[Figure record extracts]
╭──

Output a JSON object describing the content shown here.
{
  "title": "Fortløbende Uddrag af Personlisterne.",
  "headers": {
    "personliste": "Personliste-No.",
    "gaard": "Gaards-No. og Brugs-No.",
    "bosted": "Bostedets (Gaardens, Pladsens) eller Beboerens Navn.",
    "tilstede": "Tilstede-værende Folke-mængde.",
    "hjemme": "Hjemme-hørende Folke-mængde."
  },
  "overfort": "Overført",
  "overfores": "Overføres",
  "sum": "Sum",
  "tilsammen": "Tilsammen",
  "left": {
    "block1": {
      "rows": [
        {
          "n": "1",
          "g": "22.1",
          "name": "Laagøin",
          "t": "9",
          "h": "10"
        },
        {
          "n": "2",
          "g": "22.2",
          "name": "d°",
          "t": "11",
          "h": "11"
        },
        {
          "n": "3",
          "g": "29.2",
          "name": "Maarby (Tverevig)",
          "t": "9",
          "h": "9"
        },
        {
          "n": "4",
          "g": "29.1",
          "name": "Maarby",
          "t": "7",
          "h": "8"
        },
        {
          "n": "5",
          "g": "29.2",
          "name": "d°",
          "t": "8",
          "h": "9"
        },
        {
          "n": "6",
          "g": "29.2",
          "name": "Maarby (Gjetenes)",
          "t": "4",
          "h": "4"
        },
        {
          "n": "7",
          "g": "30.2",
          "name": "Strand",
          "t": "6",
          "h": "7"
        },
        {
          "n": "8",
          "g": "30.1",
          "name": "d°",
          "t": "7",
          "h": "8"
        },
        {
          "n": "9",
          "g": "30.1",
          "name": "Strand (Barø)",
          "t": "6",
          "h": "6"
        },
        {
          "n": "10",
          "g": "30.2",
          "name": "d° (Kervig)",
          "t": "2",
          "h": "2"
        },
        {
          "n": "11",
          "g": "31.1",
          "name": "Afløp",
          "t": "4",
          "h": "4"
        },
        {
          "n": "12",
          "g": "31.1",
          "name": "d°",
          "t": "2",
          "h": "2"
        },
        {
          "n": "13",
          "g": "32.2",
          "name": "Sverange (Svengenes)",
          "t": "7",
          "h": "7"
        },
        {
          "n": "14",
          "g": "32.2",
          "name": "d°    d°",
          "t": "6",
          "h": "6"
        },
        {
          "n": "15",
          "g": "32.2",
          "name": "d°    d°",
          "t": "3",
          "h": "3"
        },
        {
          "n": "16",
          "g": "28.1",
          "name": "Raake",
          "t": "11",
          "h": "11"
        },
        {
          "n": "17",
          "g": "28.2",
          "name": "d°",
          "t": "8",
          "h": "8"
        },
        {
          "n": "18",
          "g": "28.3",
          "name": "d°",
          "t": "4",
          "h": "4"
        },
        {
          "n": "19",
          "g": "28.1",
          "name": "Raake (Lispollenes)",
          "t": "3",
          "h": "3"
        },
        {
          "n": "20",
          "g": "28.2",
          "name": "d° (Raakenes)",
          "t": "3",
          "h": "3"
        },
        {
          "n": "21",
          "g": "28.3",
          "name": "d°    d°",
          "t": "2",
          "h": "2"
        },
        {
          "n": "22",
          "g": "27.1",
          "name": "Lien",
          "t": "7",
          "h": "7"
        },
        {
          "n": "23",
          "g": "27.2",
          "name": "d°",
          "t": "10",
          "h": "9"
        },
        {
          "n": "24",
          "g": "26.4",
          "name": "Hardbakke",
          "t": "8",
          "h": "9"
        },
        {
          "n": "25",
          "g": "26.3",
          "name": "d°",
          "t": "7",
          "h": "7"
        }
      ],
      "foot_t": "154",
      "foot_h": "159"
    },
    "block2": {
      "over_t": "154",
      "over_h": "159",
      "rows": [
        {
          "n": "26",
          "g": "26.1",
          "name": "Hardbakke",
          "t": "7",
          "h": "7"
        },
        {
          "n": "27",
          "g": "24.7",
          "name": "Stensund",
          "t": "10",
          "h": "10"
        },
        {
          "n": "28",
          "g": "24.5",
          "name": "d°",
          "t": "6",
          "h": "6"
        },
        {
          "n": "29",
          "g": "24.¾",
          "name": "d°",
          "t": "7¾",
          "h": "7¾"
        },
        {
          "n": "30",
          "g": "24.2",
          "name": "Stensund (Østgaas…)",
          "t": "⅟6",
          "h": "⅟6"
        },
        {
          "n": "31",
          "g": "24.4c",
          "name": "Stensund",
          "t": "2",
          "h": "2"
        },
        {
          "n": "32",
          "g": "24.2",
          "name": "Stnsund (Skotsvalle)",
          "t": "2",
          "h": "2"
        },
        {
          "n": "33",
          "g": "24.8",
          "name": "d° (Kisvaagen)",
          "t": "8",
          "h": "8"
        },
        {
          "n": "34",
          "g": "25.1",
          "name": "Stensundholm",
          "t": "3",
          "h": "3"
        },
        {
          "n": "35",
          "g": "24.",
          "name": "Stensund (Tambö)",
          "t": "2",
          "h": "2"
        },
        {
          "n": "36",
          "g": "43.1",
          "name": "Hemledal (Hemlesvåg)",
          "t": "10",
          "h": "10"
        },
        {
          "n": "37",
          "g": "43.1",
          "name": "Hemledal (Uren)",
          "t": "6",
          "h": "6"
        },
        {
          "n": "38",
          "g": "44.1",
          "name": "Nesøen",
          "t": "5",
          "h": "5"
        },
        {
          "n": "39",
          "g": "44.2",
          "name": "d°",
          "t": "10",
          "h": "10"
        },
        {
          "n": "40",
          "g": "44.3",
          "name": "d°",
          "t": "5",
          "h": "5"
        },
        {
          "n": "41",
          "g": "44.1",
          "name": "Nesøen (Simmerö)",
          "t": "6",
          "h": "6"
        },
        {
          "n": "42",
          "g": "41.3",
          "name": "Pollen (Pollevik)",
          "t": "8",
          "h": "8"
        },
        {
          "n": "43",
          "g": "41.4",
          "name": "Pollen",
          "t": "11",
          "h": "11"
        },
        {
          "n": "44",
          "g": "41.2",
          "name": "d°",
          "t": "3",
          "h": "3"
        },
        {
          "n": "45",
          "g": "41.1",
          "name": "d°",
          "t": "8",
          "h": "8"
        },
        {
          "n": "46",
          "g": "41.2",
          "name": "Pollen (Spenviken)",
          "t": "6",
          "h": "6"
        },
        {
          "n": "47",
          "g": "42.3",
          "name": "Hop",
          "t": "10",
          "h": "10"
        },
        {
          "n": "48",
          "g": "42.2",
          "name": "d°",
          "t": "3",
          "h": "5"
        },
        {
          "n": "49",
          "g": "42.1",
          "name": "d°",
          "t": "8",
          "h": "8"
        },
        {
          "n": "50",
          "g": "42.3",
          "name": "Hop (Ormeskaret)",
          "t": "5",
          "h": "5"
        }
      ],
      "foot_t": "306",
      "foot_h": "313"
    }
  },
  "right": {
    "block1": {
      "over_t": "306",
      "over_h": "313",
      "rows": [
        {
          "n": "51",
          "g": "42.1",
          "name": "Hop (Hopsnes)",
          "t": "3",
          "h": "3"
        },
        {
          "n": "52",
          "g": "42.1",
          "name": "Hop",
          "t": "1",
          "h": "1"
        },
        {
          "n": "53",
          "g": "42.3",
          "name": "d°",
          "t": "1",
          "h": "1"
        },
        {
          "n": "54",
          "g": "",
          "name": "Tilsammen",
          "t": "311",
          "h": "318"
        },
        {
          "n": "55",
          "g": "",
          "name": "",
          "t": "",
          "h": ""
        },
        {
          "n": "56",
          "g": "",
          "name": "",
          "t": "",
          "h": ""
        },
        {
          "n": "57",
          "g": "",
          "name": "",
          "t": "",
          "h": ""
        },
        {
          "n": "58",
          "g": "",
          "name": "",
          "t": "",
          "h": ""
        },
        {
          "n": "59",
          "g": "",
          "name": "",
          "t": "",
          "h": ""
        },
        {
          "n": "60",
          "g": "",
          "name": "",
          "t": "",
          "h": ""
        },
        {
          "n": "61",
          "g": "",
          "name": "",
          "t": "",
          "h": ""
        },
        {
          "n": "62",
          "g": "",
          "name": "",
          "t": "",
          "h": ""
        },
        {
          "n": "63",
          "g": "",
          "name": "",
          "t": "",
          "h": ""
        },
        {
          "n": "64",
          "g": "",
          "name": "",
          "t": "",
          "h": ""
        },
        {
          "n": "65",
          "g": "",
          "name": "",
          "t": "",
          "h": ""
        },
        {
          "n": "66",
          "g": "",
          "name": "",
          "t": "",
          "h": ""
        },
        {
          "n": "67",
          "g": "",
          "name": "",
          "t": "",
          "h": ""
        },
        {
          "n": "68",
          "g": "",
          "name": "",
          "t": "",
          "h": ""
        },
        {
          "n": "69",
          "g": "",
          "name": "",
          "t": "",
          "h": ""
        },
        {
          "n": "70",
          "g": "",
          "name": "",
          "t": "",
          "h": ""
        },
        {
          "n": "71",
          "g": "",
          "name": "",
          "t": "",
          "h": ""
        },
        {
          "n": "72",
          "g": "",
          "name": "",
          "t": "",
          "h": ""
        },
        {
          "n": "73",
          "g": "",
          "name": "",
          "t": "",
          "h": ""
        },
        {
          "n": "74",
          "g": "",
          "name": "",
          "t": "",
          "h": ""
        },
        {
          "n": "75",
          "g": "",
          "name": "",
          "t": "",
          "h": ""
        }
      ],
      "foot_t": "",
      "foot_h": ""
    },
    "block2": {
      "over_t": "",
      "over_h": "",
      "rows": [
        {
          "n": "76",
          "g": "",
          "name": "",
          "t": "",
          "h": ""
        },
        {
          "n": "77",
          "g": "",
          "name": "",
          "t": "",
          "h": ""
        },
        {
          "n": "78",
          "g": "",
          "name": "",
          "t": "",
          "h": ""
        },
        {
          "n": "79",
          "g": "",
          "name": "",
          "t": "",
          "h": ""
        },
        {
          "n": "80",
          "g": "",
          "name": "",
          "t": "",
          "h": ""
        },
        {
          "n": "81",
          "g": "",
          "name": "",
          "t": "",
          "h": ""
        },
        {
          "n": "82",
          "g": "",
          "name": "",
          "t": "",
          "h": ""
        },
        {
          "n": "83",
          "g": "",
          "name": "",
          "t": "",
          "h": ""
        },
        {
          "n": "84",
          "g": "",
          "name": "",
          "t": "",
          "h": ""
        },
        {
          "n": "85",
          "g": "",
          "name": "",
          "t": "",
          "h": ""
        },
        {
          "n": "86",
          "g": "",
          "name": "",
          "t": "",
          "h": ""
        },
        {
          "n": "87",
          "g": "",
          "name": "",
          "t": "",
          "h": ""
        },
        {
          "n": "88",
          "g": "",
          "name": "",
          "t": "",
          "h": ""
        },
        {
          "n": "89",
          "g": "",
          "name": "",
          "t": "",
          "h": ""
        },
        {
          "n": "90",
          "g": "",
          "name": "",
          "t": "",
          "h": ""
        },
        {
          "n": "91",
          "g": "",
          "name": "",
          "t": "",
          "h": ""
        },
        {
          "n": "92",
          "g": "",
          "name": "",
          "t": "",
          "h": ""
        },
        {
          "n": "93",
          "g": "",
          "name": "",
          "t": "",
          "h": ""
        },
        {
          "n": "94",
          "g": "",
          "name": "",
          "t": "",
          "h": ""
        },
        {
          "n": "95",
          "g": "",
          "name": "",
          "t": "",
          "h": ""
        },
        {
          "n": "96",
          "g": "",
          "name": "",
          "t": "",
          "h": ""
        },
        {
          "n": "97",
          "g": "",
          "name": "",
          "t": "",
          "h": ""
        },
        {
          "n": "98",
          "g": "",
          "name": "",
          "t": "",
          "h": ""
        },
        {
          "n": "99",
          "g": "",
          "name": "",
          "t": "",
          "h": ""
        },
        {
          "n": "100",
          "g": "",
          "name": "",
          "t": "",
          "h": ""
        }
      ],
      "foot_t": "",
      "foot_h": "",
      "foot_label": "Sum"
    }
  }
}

╰──

**Task description:** Read the entries and show each line that mentions "Hemledal".

**Exercise solution:**
          "name": "Hemledal (Hemlesvåg)",
          "name": "Hemledal (Uren)",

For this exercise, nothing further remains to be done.